> _WHAT THE EXERCISE ASKS_:
Copy every line of the data that contains the string "this".

> _SUPPLIED RECORDS_:
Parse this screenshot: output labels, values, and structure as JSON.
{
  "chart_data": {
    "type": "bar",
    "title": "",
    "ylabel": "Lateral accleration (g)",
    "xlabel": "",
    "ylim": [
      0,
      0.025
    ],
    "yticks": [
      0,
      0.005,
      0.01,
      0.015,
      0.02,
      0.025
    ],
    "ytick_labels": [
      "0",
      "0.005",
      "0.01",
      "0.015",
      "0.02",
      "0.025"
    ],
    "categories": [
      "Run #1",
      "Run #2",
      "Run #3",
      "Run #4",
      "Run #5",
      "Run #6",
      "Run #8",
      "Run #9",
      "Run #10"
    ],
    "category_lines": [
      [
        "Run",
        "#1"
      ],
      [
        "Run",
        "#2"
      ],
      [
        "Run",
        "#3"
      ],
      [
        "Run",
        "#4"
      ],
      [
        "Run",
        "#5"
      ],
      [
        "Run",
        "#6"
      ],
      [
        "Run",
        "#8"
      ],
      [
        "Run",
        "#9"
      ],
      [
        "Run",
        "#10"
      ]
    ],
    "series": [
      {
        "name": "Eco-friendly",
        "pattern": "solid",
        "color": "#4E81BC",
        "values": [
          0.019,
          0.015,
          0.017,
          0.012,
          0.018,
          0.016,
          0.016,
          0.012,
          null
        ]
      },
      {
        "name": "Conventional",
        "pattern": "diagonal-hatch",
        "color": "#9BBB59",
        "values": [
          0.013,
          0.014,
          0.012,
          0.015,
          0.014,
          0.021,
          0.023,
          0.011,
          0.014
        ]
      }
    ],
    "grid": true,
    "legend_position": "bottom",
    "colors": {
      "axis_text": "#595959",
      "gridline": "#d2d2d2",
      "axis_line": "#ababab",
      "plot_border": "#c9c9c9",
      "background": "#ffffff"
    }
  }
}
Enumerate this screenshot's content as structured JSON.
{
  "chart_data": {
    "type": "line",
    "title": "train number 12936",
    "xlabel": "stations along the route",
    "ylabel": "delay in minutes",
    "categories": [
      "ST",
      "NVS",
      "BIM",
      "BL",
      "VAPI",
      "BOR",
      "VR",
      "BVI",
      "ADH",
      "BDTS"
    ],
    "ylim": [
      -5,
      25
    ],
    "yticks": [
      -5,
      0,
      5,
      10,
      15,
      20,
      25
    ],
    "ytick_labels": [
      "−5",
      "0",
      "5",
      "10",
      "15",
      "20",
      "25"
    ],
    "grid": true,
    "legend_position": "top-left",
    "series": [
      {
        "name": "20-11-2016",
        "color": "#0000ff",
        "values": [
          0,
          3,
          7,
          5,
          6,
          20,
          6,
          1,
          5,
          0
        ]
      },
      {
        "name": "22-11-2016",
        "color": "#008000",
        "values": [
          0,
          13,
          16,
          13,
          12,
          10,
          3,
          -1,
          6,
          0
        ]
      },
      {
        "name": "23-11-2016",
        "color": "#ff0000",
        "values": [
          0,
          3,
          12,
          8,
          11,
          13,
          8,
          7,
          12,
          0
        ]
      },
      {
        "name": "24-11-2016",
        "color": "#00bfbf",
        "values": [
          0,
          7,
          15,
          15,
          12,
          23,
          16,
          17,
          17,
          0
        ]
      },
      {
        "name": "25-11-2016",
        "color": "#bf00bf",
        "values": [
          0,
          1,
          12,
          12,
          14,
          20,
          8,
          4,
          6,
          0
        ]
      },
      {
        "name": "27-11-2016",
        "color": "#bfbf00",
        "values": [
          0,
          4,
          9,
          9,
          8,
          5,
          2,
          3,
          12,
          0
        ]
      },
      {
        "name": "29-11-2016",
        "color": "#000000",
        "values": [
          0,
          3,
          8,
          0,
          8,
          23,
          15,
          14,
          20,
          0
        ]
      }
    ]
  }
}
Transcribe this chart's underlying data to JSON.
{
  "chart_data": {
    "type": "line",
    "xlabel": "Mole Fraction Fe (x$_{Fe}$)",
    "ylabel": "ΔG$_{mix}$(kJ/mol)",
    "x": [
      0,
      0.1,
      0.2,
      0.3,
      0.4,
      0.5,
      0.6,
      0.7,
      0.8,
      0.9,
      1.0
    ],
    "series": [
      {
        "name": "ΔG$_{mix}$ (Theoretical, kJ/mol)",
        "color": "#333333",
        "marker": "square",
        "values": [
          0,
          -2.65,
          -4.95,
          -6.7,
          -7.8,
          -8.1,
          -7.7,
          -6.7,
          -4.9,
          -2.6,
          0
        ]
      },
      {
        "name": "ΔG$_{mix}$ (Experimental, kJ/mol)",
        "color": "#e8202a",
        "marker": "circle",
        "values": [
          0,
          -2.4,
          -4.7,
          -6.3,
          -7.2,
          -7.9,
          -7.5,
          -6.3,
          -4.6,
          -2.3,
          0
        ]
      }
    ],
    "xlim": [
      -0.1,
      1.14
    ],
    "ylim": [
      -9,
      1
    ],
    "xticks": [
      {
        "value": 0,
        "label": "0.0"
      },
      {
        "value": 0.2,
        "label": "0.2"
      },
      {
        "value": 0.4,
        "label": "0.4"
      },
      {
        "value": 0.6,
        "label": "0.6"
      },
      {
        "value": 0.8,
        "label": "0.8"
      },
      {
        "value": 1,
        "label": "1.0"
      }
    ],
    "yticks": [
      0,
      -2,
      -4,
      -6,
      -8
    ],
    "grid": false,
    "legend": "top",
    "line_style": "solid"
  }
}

> _SOLVED EXERCISE_:
Parse this screenshot: output labels, values, and structure as JSON.
Enumerate this screenshot's content as structured JSON.
Transcribe this chart's underlying data to JSON.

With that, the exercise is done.